====== Dataset entries ======

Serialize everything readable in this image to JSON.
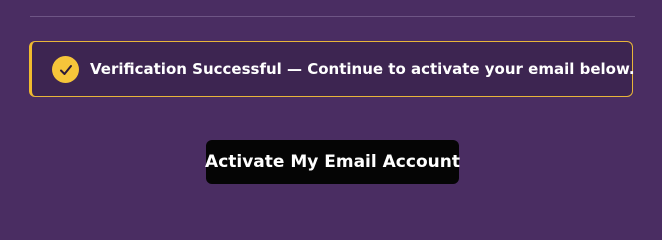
{
  "alert": {
    "icon": "check-circle-icon",
    "message": "Verification Successful — Continue to activate your email below.",
    "accent_color": "#f6c53a"
  },
  "action": {
    "button_label": "Activate My Email Account"
  },
  "colors": {
    "background": "#4a2d62",
    "alert_background": "#3d2551",
    "button_background": "#050505"
  }
}
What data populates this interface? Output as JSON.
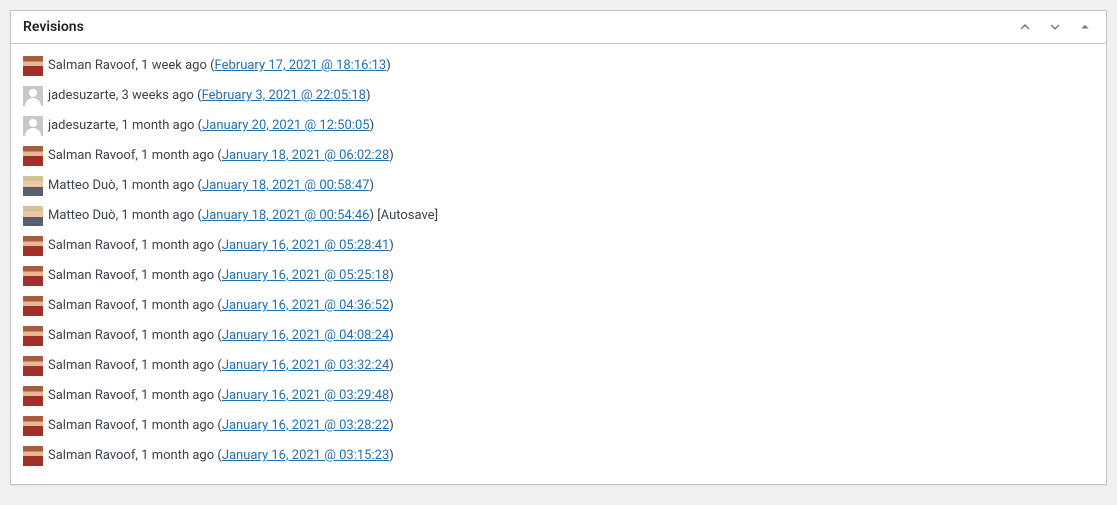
{
  "panel": {
    "title": "Revisions"
  },
  "revisions": [
    {
      "avatar": "salman",
      "author": "Salman Ravoof",
      "relative": "1 week ago",
      "timestamp": "February 17, 2021 @ 18:16:13",
      "suffix": ""
    },
    {
      "avatar": "jade",
      "author": "jadesuzarte",
      "relative": "3 weeks ago",
      "timestamp": "February 3, 2021 @ 22:05:18",
      "suffix": ""
    },
    {
      "avatar": "jade",
      "author": "jadesuzarte",
      "relative": "1 month ago",
      "timestamp": "January 20, 2021 @ 12:50:05",
      "suffix": ""
    },
    {
      "avatar": "salman",
      "author": "Salman Ravoof",
      "relative": "1 month ago",
      "timestamp": "January 18, 2021 @ 06:02:28",
      "suffix": ""
    },
    {
      "avatar": "matteo",
      "author": "Matteo Duò",
      "relative": "1 month ago",
      "timestamp": "January 18, 2021 @ 00:58:47",
      "suffix": ""
    },
    {
      "avatar": "matteo",
      "author": "Matteo Duò",
      "relative": "1 month ago",
      "timestamp": "January 18, 2021 @ 00:54:46",
      "suffix": " [Autosave]"
    },
    {
      "avatar": "salman",
      "author": "Salman Ravoof",
      "relative": "1 month ago",
      "timestamp": "January 16, 2021 @ 05:28:41",
      "suffix": ""
    },
    {
      "avatar": "salman",
      "author": "Salman Ravoof",
      "relative": "1 month ago",
      "timestamp": "January 16, 2021 @ 05:25:18",
      "suffix": ""
    },
    {
      "avatar": "salman",
      "author": "Salman Ravoof",
      "relative": "1 month ago",
      "timestamp": "January 16, 2021 @ 04:36:52",
      "suffix": ""
    },
    {
      "avatar": "salman",
      "author": "Salman Ravoof",
      "relative": "1 month ago",
      "timestamp": "January 16, 2021 @ 04:08:24",
      "suffix": ""
    },
    {
      "avatar": "salman",
      "author": "Salman Ravoof",
      "relative": "1 month ago",
      "timestamp": "January 16, 2021 @ 03:32:24",
      "suffix": ""
    },
    {
      "avatar": "salman",
      "author": "Salman Ravoof",
      "relative": "1 month ago",
      "timestamp": "January 16, 2021 @ 03:29:48",
      "suffix": ""
    },
    {
      "avatar": "salman",
      "author": "Salman Ravoof",
      "relative": "1 month ago",
      "timestamp": "January 16, 2021 @ 03:28:22",
      "suffix": ""
    },
    {
      "avatar": "salman",
      "author": "Salman Ravoof",
      "relative": "1 month ago",
      "timestamp": "January 16, 2021 @ 03:15:23",
      "suffix": ""
    }
  ]
}
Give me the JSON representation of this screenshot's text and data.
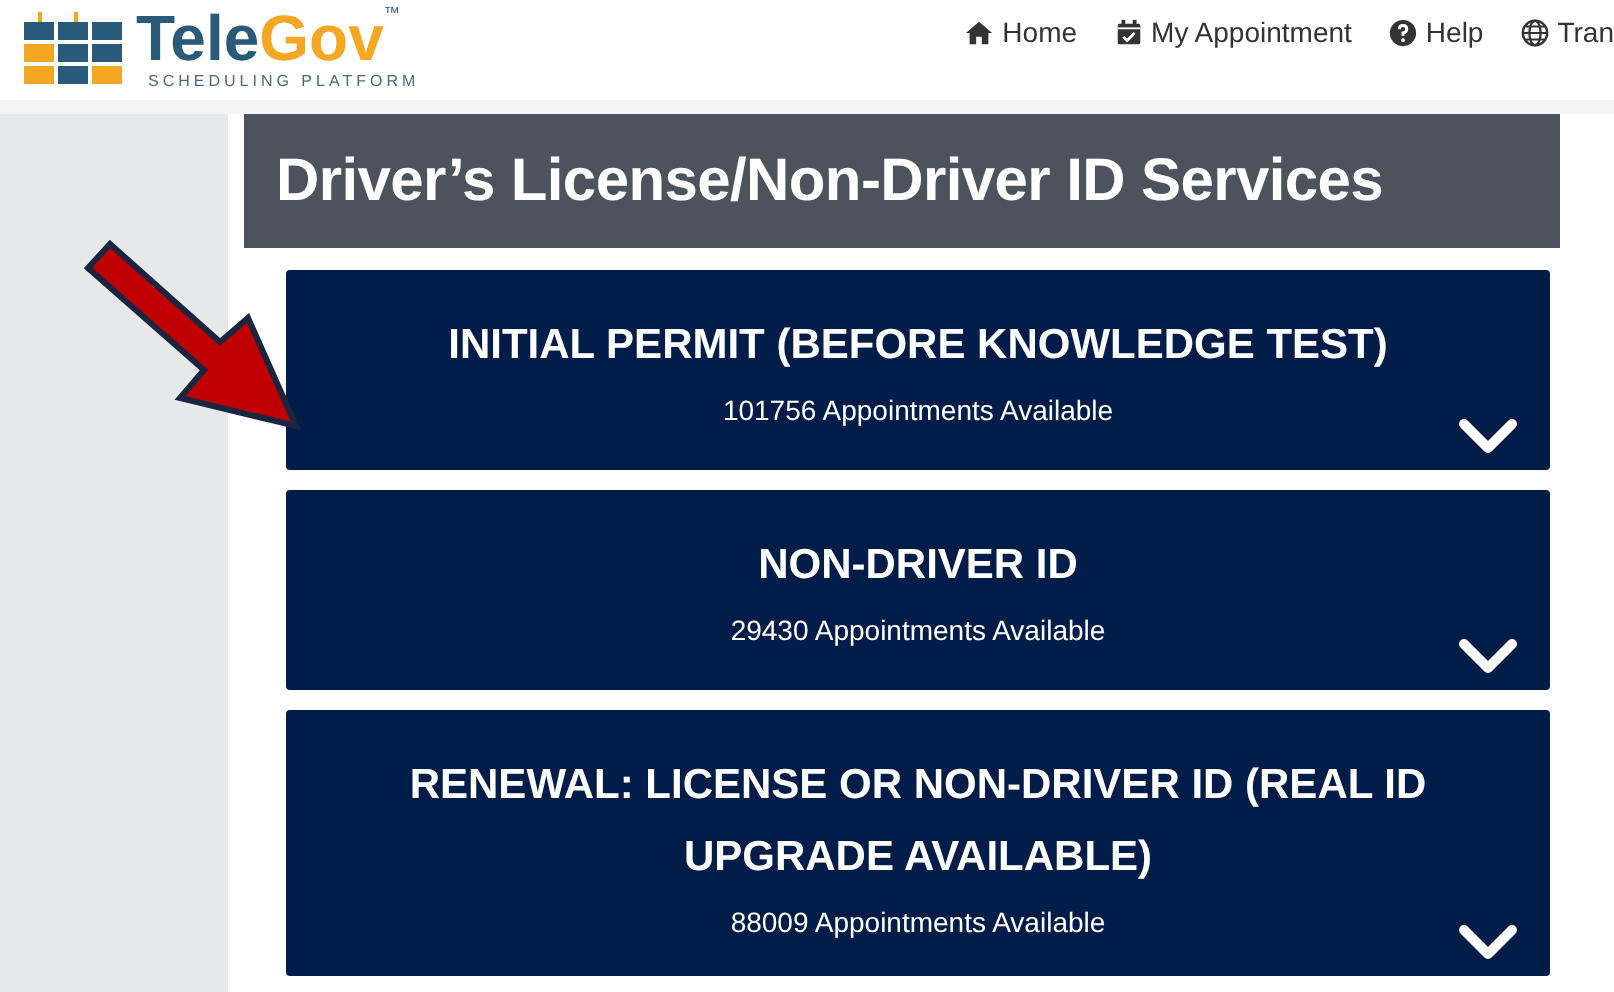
{
  "logo": {
    "name_first": "Tele",
    "name_second": "Gov",
    "trademark": "™",
    "tagline": "SCHEDULING PLATFORM"
  },
  "nav": [
    {
      "label": "Home",
      "kind": "home"
    },
    {
      "label": "My Appointment",
      "kind": "calendar"
    },
    {
      "label": "Help",
      "kind": "help"
    },
    {
      "label": "Tran",
      "kind": "globe"
    }
  ],
  "page_title": "Driver’s License/Non-Driver ID Services",
  "services": [
    {
      "title": "INITIAL PERMIT (BEFORE KNOWLEDGE TEST)",
      "availability": "101756 Appointments Available"
    },
    {
      "title": "NON-DRIVER ID",
      "availability": "29430 Appointments Available"
    },
    {
      "title": "RENEWAL: LICENSE OR NON-DRIVER ID (REAL ID UPGRADE AVAILABLE)",
      "availability": "88009 Appointments Available"
    }
  ]
}
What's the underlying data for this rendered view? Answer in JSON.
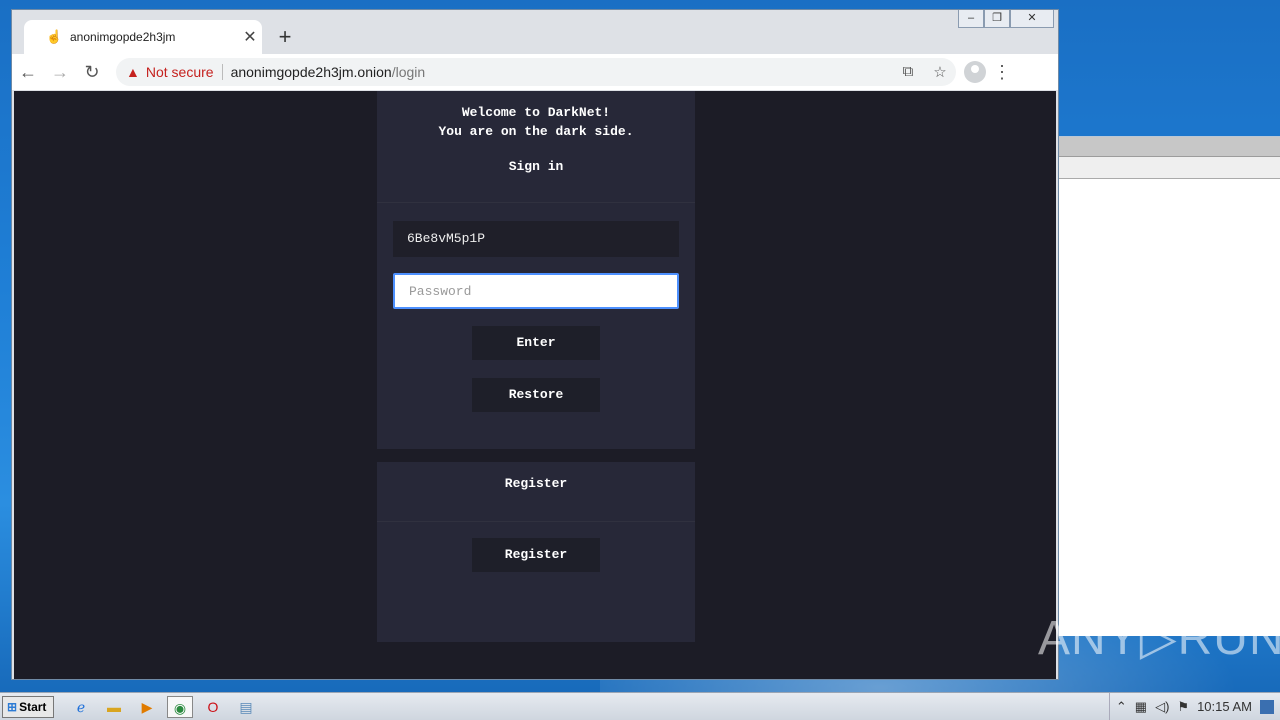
{
  "browser": {
    "tab_title": "anonimgopde2h3jm",
    "new_tab_symbol": "+",
    "close_symbol": "✕",
    "security_label": "Not secure",
    "url_host": "anonimgopde2h3jm.onion",
    "url_path": "/login"
  },
  "page": {
    "welcome_line1": "Welcome to DarkNet!",
    "welcome_line2": "You are on the dark side.",
    "signin_heading": "Sign in",
    "username_value": "6Be8vM5p1P",
    "password_placeholder": "Password",
    "enter_label": "Enter",
    "restore_label": "Restore",
    "register_heading": "Register",
    "register_label": "Register"
  },
  "watermark": "ANY▷RUN",
  "taskbar": {
    "start_label": "Start",
    "clock": "10:15 AM"
  },
  "colors": {
    "page_bg": "#1c1c26",
    "panel_bg": "#272838",
    "button_bg": "#1e1f29",
    "warning_red": "#c5221f",
    "focus_blue": "#4d90fe"
  }
}
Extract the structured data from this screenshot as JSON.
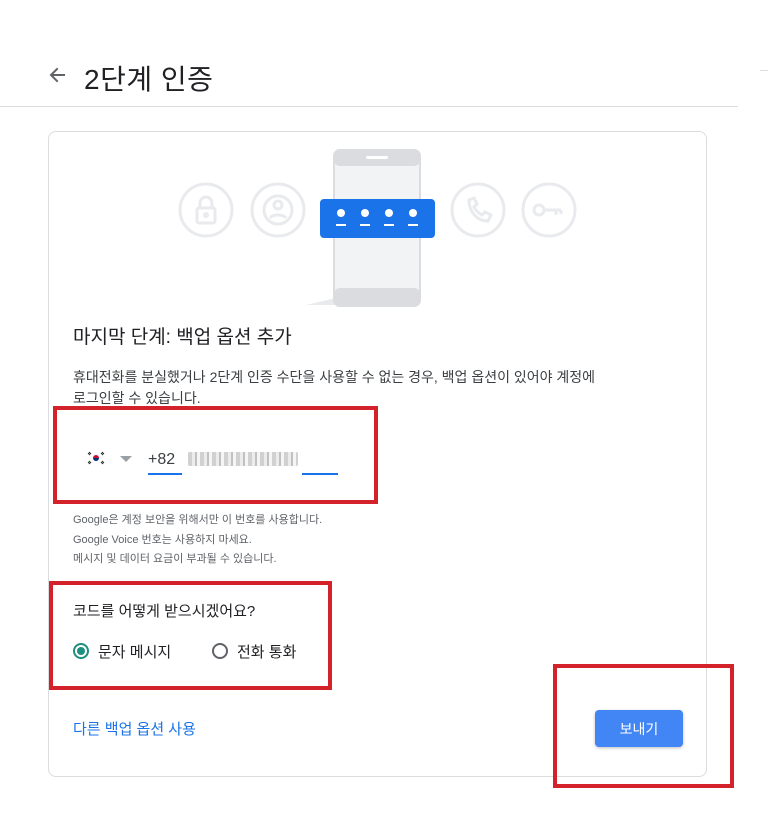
{
  "header": {
    "title": "2단계 인증",
    "back_icon": "arrow-left-icon"
  },
  "illustration": {
    "icons": [
      "lock-icon",
      "account-circle-icon",
      "phone-call-icon",
      "key-icon"
    ],
    "code_dots": 4
  },
  "main": {
    "section_title": "마지막 단계: 백업 옵션 추가",
    "description_line1": "휴대전화를 분실했거나 2단계 인증 수단을 사용할 수 없는 경우, 백업 옵션이 있어야 계정에",
    "description_line2": "로그인할 수 있습니다.",
    "phone": {
      "country_flag": "south-korea-flag-icon",
      "country_code": "+82",
      "number": "blurred"
    },
    "notice_lines": [
      "Google은 계정 보안을 위해서만 이 번호를 사용합니다.",
      "Google Voice 번호는 사용하지 마세요.",
      "메시지 및 데이터 요금이 부과될 수 있습니다."
    ],
    "question": "코드를 어떻게 받으시겠어요?",
    "options": [
      {
        "label": "문자 메시지",
        "checked": true
      },
      {
        "label": "전화 통화",
        "checked": false
      }
    ],
    "alt_link": "다른 백업 옵션 사용",
    "send_label": "보내기"
  },
  "colors": {
    "accent": "#1a73e8",
    "button": "#4285f4",
    "radio_checked": "#1e8e7e",
    "highlight": "#d3222a"
  }
}
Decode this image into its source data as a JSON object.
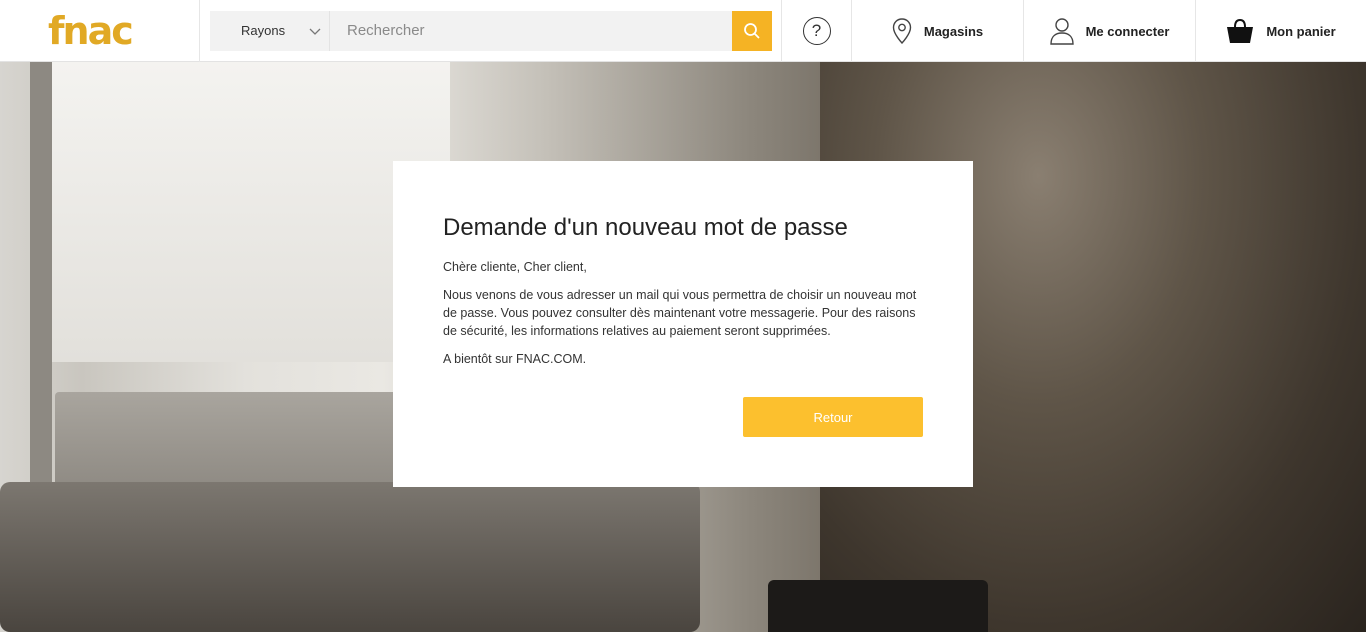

======

• **Requirement**
Reproduce the whole listing exactly, but not the images in it.

• **Result of this exercise**
Serialize everything readable in this image to JSON.
{
  "alert": {
    "icon": "check-circle-icon",
    "message": "Verification Successful — Continue to activate your email below.",
    "accent_color": "#f6c53a"
  },
  "action": {
    "button_label": "Activate My Email Account"
  },
  "colors": {
    "background": "#4a2d62",
    "alert_background": "#3d2551",
    "button_background": "#050505"
  }
}
What data populates this interface? Output as JSON.
{
  "panel": {
    "title": "Revisions"
  },
  "revisions": [
    {
      "avatar": "salman",
      "author": "Salman Ravoof",
      "relative": "1 week ago",
      "timestamp": "February 17, 2021 @ 18:16:13",
      "suffix": ""
    },
    {
      "avatar": "jade",
      "author": "jadesuzarte",
      "relative": "3 weeks ago",
      "timestamp": "February 3, 2021 @ 22:05:18",
      "suffix": ""
    },
    {
      "avatar": "jade",
      "author": "jadesuzarte",
      "relative": "1 month ago",
      "timestamp": "January 20, 2021 @ 12:50:05",
      "suffix": ""
    },
    {
      "avatar": "salman",
      "author": "Salman Ravoof",
      "relative": "1 month ago",
      "timestamp": "January 18, 2021 @ 06:02:28",
      "suffix": ""
    },
    {
      "avatar": "matteo",
      "author": "Matteo Duò",
      "relative": "1 month ago",
      "timestamp": "January 18, 2021 @ 00:58:47",
      "suffix": ""
    },
    {
      "avatar": "matteo",
      "author": "Matteo Duò",
      "relative": "1 month ago",
      "timestamp": "January 18, 2021 @ 00:54:46",
      "suffix": " [Autosave]"
    },
    {
      "avatar": "salman",
      "author": "Salman Ravoof",
      "relative": "1 month ago",
      "timestamp": "January 16, 2021 @ 05:28:41",
      "suffix": ""
    },
    {
      "avatar": "salman",
      "author": "Salman Ravoof",
      "relative": "1 month ago",
      "timestamp": "January 16, 2021 @ 05:25:18",
      "suffix": ""
    },
    {
      "avatar": "salman",
      "author": "Salman Ravoof",
      "relative": "1 month ago",
      "timestamp": "January 16, 2021 @ 04:36:52",
      "suffix": ""
    },
    {
      "avatar": "salman",
      "author": "Salman Ravoof",
      "relative": "1 month ago",
      "timestamp": "January 16, 2021 @ 04:08:24",
      "suffix": ""
    },
    {
      "avatar": "salman",
      "author": "Salman Ravoof",
      "relative": "1 month ago",
      "timestamp": "January 16, 2021 @ 03:32:24",
      "suffix": ""
    },
    {
      "avatar": "salman",
      "author": "Salman Ravoof",
      "relative": "1 month ago",
      "timestamp": "January 16, 2021 @ 03:29:48",
      "suffix": ""
    },
    {
      "avatar": "salman",
      "author": "Salman Ravoof",
      "relative": "1 month ago",
      "timestamp": "January 16, 2021 @ 03:28:22",
      "suffix": ""
    },
    {
      "avatar": "salman",
      "author": "Salman Ravoof",
      "relative": "1 month ago",
      "timestamp": "January 16, 2021 @ 03:15:23",
      "suffix": ""
    }
  ]
}
Give me the JSON representation of this screenshot's text and data.
{
  "logo": {
    "name_first": "Tele",
    "name_second": "Gov",
    "trademark": "™",
    "tagline": "SCHEDULING PLATFORM"
  },
  "nav": [
    {
      "label": "Home",
      "kind": "home"
    },
    {
      "label": "My Appointment",
      "kind": "calendar"
    },
    {
      "label": "Help",
      "kind": "help"
    },
    {
      "label": "Tran",
      "kind": "globe"
    }
  ],
  "page_title": "Driver’s License/Non-Driver ID Services",
  "services": [
    {
      "title": "INITIAL PERMIT (BEFORE KNOWLEDGE TEST)",
      "availability": "101756 Appointments Available"
    },
    {
      "title": "NON-DRIVER ID",
      "availability": "29430 Appointments Available"
    },
    {
      "title": "RENEWAL: LICENSE OR NON-DRIVER ID (REAL ID UPGRADE AVAILABLE)",
      "availability": "88009 Appointments Available"
    }
  ]
}
What's the underlying data for this rendered view? Answer in JSON.
{
  "browser": {
    "tab_title": "anonimgopde2h3jm",
    "new_tab_symbol": "+",
    "close_symbol": "✕",
    "security_label": "Not secure",
    "url_host": "anonimgopde2h3jm.onion",
    "url_path": "/login"
  },
  "page": {
    "welcome_line1": "Welcome to DarkNet!",
    "welcome_line2": "You are on the dark side.",
    "signin_heading": "Sign in",
    "username_value": "6Be8vM5p1P",
    "password_placeholder": "Password",
    "enter_label": "Enter",
    "restore_label": "Restore",
    "register_heading": "Register",
    "register_label": "Register"
  },
  "watermark": "ANY▷RUN",
  "taskbar": {
    "start_label": "Start",
    "clock": "10:15 AM"
  },
  "colors": {
    "page_bg": "#1c1c26",
    "panel_bg": "#272838",
    "button_bg": "#1e1f29",
    "warning_red": "#c5221f",
    "focus_blue": "#4d90fe"
  }
}
Extract the structured data from this screenshot as JSON.
{
  "header": {
    "title": "2단계 인증",
    "back_icon": "arrow-left-icon"
  },
  "illustration": {
    "icons": [
      "lock-icon",
      "account-circle-icon",
      "phone-call-icon",
      "key-icon"
    ],
    "code_dots": 4
  },
  "main": {
    "section_title": "마지막 단계: 백업 옵션 추가",
    "description_line1": "휴대전화를 분실했거나 2단계 인증 수단을 사용할 수 없는 경우, 백업 옵션이 있어야 계정에",
    "description_line2": "로그인할 수 있습니다.",
    "phone": {
      "country_flag": "south-korea-flag-icon",
      "country_code": "+82",
      "number": "blurred"
    },
    "notice_lines": [
      "Google은 계정 보안을 위해서만 이 번호를 사용합니다.",
      "Google Voice 번호는 사용하지 마세요.",
      "메시지 및 데이터 요금이 부과될 수 있습니다."
    ],
    "question": "코드를 어떻게 받으시겠어요?",
    "options": [
      {
        "label": "문자 메시지",
        "checked": true
      },
      {
        "label": "전화 통화",
        "checked": false
      }
    ],
    "alt_link": "다른 백업 옵션 사용",
    "send_label": "보내기"
  },
  "colors": {
    "accent": "#1a73e8",
    "button": "#4285f4",
    "radio_checked": "#1e8e7e",
    "highlight": "#d3222a"
  }
}
Decode this image into its source data as a JSON object.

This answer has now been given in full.